**THE EXERCISE**
Pull out every line below containing the word "quelques".

[Lines of data]
-=-=-
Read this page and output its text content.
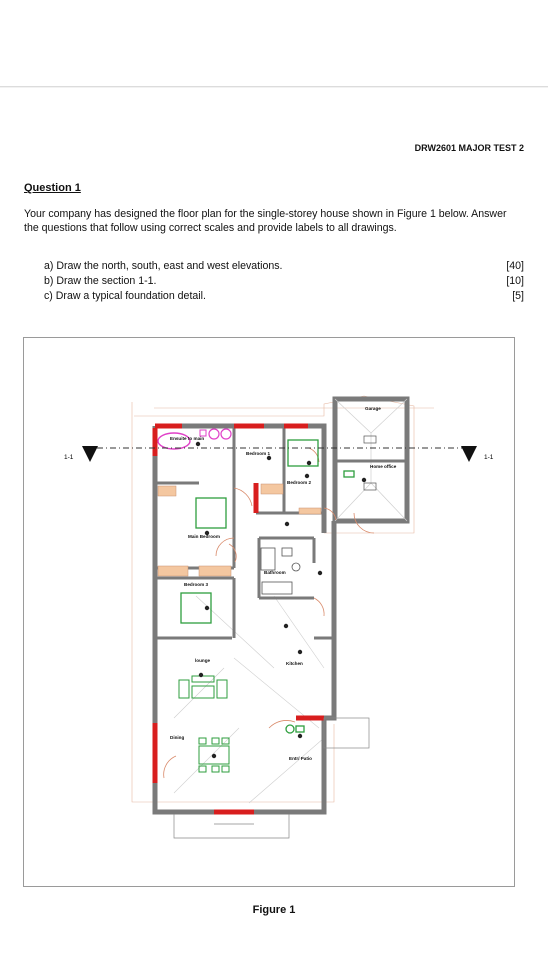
DRW2601 MAJOR TEST 2
Question 1
Your company has designed the floor plan for the single-storey house shown in Figure 1 below. Answer the questions that follow using correct scales and provide labels to all drawings.
a) Draw the north, south, east and west elevations.	[40]
b) Draw the section 1-1.	[10]
c) Draw a typical foundation detail.	[5]
1-1	1-1
Garage
Home office
Bedroom 1
Bedroom 2
Bedroom 3
Main Bedroom
Ensuite to main
Bathroom
Kitchen
lounge
Dining
Entr/ Patio
Figure 1
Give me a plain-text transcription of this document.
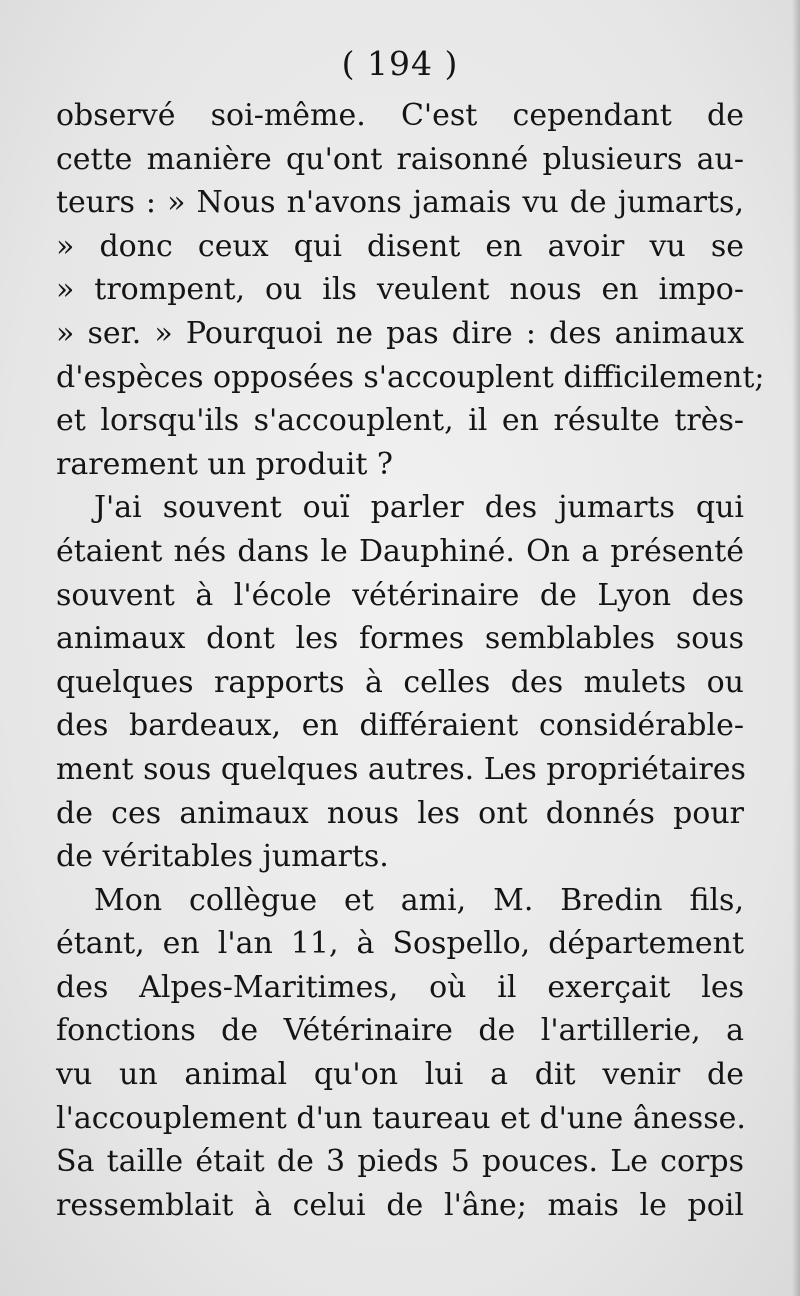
( 194 )
observé soi-même. C'est cependant de
cette manière qu'ont raisonné plusieurs au-
teurs : » Nous n'avons jamais vu de jumarts,
» donc ceux qui disent en avoir vu se
» trompent, ou ils veulent nous en impo-
» ser. » Pourquoi ne pas dire : des animaux
d'espèces opposées s'accouplent difficilement;
et lorsqu'ils s'accouplent, il en résulte très-
rarement un produit ?
J'ai souvent ouï parler des jumarts qui
étaient nés dans le Dauphiné. On a présenté
souvent à l'école vétérinaire de Lyon des
animaux dont les formes semblables sous
quelques rapports à celles des mulets ou
des bardeaux, en différaient considérable-
ment sous quelques autres. Les propriétaires
de ces animaux nous les ont donnés pour
de véritables jumarts.
Mon collègue et ami, M. Bredin fils,
étant, en l'an 11, à Sospello, département
des Alpes-Maritimes, où il exerçait les
fonctions de Vétérinaire de l'artillerie, a
vu un animal qu'on lui a dit venir de
l'accouplement d'un taureau et d'une ânesse.
Sa taille était de 3 pieds 5 pouces. Le corps
ressemblait à celui de l'âne; mais le poil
-=-=-
**ANSWER TO THE TASK**
quelques rapports à celles des mulets ou
ment sous quelques autres. Les propriétaires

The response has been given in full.